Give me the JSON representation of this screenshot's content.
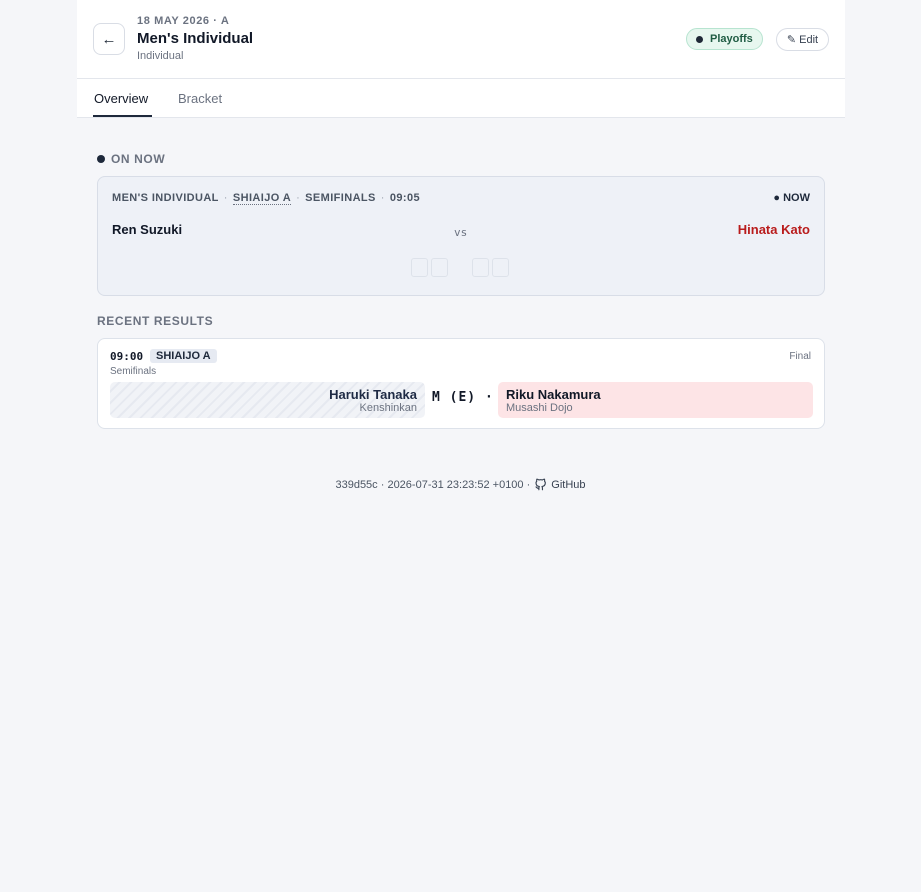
{
  "header": {
    "back_label": "←",
    "meta": "18 MAY 2026 · A",
    "title": "Men's Individual",
    "subtitle": "Individual",
    "phase_badge": "Playoffs",
    "edit_label": "✎ Edit"
  },
  "tabs": [
    {
      "label": "Overview",
      "active": true
    },
    {
      "label": "Bracket",
      "active": false
    }
  ],
  "on_now": {
    "section_label": "ON NOW",
    "meta": {
      "event": "MEN'S INDIVIDUAL",
      "court": "SHIAIJO A",
      "round": "SEMIFINALS",
      "time": "09:05",
      "separator": "·"
    },
    "flag": "● NOW",
    "left_player": "Ren Suzuki",
    "vs": "vs",
    "right_player": "Hinata Kato"
  },
  "recent_results": {
    "section_label": "RECENT RESULTS",
    "items": [
      {
        "time": "09:00",
        "court": "SHIAIJO A",
        "round": "Semifinals",
        "status": "Final",
        "left": {
          "name": "Haruki Tanaka",
          "dojo": "Kenshinkan"
        },
        "score": "M (E) ·",
        "right": {
          "name": "Riku Nakamura",
          "dojo": "Musashi Dojo"
        }
      }
    ]
  },
  "footer": {
    "build": "339d55c · 2026-07-31 23:23:52 +0100 ·",
    "github_label": "GitHub"
  },
  "colors": {
    "accent": "#1e293b",
    "playoffs_bg": "#e7f7ef",
    "red_player": "#b91c1c",
    "red_box": "#fde4e6"
  }
}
---+---
Pick out the lines above containing the word "round", then copy them.

Answer below:
      "round": "SEMIFINALS",
        "round": "Semifinals",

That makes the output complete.